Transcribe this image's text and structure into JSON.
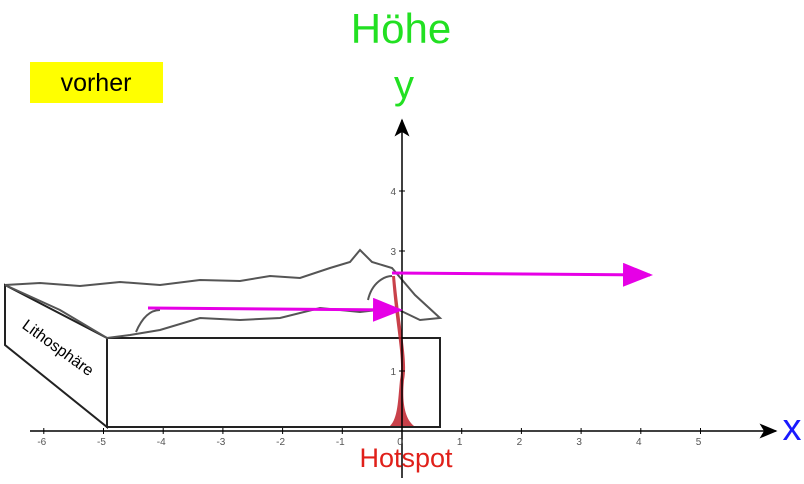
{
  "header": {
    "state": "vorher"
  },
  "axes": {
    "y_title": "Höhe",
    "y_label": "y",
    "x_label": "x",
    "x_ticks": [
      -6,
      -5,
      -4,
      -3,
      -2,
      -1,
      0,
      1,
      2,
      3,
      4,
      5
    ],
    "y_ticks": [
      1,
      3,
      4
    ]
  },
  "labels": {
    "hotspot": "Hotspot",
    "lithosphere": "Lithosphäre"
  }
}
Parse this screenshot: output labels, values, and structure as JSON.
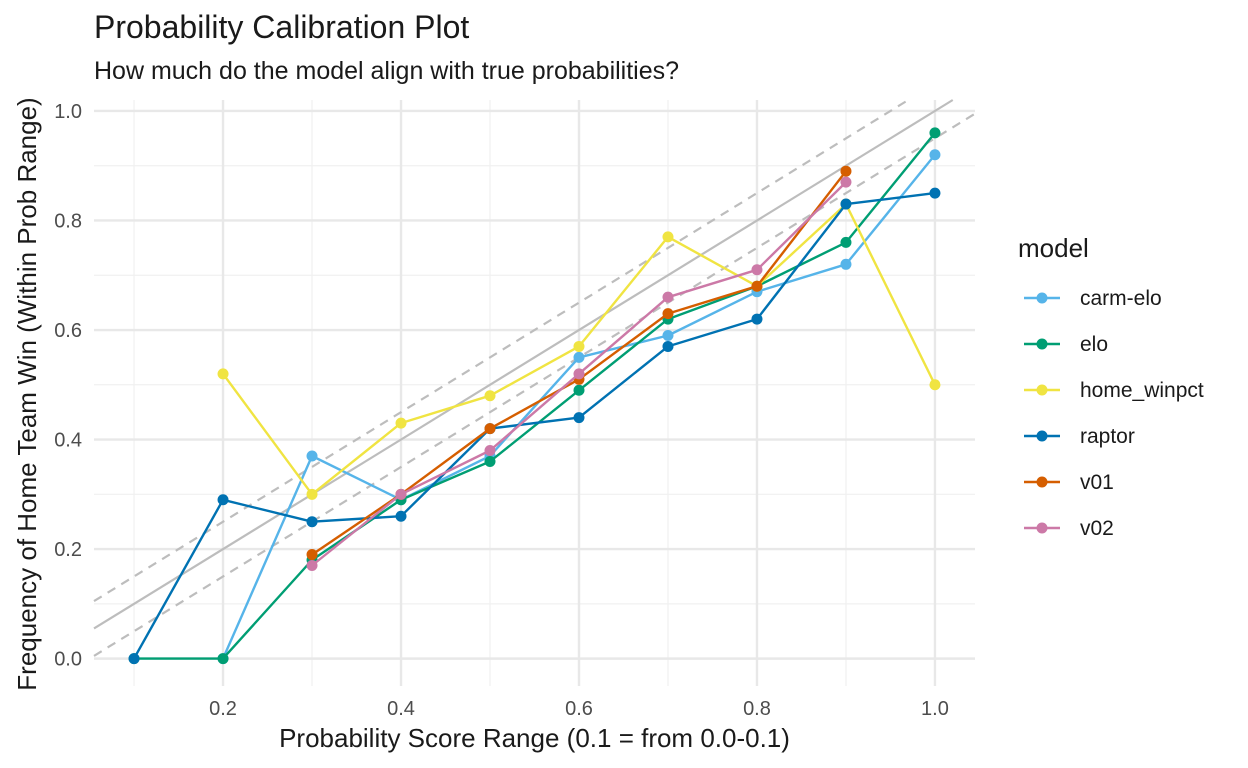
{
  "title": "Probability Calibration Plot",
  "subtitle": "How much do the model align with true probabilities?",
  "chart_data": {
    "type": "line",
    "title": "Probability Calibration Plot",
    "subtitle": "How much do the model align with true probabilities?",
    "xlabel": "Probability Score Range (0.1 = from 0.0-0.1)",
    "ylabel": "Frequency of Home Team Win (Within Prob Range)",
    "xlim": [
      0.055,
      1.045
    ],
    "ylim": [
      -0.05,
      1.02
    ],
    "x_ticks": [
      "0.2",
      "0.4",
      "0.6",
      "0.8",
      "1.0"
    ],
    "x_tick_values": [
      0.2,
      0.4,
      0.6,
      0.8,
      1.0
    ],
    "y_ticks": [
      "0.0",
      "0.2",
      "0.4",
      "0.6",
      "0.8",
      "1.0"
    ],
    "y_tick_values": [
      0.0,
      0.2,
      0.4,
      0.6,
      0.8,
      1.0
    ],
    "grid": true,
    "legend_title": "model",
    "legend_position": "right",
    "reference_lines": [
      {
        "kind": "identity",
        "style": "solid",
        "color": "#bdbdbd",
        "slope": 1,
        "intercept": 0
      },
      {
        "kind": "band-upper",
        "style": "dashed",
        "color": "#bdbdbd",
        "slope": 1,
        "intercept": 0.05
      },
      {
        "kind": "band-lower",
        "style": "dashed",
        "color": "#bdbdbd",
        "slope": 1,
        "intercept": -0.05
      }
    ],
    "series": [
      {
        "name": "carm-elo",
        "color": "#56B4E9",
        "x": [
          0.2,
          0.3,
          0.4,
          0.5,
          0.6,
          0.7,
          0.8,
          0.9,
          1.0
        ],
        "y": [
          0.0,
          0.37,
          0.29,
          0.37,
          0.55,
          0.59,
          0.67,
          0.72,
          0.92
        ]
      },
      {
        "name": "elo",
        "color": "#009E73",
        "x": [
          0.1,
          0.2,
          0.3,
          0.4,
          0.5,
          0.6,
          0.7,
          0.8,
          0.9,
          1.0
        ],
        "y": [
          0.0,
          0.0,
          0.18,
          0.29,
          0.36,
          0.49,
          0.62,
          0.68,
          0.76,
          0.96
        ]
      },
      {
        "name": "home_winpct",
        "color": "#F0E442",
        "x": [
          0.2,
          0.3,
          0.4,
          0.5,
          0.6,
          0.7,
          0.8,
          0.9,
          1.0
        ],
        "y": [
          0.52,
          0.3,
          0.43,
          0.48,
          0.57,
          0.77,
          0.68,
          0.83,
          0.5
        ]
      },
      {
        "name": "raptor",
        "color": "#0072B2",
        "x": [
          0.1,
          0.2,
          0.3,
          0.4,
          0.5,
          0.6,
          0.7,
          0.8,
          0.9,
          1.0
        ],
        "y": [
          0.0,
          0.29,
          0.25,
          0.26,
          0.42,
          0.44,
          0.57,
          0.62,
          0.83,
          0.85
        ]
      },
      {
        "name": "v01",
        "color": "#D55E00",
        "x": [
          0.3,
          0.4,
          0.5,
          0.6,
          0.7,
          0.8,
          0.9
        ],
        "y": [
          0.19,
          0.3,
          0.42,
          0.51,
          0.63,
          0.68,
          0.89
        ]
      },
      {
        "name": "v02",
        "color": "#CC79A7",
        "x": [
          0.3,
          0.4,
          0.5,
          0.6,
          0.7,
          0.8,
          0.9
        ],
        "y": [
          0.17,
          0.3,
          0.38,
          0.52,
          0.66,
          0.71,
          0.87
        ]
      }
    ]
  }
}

******

▸ **WRITTEN INSTRUCTION**: Find how many lines in the listing contain the word "true" and give that count alone.

▸ **RESULT FOR THIS EXERCISE**: 3